(To do): What is the number of lines in these entries that include "inwestorów"? Write that number and no other text.
[start of Records]
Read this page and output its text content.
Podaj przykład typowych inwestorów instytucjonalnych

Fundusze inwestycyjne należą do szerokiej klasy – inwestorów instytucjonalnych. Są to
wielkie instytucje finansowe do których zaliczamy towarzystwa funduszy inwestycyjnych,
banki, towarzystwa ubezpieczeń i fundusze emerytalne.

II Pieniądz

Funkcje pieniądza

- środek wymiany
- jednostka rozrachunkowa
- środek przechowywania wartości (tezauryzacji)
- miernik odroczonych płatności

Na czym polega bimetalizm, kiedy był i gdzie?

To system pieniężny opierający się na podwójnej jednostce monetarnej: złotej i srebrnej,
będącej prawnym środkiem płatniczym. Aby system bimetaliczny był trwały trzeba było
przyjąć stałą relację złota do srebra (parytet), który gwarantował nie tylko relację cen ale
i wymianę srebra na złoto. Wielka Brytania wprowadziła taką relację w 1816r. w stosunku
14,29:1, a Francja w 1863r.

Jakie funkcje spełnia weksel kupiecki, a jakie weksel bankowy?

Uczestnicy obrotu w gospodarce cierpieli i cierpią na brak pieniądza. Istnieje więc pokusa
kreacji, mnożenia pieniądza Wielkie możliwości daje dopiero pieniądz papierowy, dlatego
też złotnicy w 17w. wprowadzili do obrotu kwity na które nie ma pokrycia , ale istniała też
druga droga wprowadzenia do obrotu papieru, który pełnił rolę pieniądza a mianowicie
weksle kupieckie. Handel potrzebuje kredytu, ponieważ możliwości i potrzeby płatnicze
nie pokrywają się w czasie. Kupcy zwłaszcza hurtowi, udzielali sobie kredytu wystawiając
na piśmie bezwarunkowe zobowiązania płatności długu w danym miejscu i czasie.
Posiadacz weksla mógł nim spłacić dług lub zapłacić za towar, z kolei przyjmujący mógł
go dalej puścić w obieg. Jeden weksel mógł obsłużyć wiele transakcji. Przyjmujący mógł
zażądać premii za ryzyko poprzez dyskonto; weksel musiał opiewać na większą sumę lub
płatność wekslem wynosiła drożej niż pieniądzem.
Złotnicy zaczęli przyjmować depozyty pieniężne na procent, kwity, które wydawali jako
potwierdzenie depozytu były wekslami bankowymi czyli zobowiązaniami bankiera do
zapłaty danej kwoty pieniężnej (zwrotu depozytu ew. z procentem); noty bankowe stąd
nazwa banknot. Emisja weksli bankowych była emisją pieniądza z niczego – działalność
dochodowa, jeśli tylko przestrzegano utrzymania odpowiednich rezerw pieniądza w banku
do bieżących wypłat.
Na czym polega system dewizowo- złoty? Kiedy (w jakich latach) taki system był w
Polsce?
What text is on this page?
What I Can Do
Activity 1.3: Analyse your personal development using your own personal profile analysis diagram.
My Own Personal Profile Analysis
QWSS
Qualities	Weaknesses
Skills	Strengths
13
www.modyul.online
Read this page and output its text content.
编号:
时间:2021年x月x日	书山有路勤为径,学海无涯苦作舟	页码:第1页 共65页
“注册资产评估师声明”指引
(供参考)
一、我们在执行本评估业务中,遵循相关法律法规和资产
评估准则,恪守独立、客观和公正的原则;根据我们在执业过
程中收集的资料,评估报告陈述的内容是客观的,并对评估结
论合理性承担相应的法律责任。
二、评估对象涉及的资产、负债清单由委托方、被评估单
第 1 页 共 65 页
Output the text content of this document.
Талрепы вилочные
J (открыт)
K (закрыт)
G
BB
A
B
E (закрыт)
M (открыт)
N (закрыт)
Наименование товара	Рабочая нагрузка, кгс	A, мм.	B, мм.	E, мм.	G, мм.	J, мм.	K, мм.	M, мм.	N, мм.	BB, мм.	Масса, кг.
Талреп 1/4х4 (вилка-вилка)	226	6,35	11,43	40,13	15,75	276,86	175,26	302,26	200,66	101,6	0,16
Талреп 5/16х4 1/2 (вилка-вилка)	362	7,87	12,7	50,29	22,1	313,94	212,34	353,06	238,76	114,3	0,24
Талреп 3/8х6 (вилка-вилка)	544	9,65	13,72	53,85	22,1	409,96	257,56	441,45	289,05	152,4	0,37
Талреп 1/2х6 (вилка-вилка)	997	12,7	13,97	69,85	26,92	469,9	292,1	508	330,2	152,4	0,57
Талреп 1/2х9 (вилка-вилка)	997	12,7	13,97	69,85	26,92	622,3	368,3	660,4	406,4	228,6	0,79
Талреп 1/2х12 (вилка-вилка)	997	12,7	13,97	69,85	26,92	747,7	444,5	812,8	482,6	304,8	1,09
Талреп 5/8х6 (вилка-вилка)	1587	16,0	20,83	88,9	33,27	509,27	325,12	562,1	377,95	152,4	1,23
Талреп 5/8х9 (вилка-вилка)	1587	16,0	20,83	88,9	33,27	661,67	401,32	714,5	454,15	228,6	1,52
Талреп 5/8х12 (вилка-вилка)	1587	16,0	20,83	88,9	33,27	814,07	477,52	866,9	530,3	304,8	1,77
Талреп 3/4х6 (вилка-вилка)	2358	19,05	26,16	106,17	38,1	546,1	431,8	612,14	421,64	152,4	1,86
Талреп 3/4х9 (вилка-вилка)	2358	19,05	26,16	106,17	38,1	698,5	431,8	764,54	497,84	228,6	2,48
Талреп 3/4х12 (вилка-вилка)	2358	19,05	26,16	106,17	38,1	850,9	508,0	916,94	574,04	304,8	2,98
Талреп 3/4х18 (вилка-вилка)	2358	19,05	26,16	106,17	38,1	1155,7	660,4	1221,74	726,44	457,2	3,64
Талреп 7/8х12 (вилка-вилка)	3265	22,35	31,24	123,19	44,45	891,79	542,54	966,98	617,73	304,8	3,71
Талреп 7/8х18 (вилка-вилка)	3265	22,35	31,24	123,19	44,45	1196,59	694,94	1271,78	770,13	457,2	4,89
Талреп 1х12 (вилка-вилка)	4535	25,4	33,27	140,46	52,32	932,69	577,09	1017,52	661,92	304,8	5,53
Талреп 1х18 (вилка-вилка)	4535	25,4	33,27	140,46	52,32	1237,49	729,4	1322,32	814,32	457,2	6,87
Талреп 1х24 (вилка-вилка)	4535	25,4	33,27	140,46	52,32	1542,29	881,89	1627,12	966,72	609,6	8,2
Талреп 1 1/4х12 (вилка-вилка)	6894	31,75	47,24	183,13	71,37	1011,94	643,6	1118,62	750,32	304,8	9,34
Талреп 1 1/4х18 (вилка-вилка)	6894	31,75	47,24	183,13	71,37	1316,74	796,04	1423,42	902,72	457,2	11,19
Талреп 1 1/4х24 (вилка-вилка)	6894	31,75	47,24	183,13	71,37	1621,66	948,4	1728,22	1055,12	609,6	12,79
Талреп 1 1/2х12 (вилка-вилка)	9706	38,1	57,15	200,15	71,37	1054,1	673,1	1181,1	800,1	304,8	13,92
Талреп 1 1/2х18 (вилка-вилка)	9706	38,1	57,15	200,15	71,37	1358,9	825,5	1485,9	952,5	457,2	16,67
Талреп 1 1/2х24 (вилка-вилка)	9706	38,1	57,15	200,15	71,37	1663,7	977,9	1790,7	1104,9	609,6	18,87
[end of Records]
(Exercise answer): 2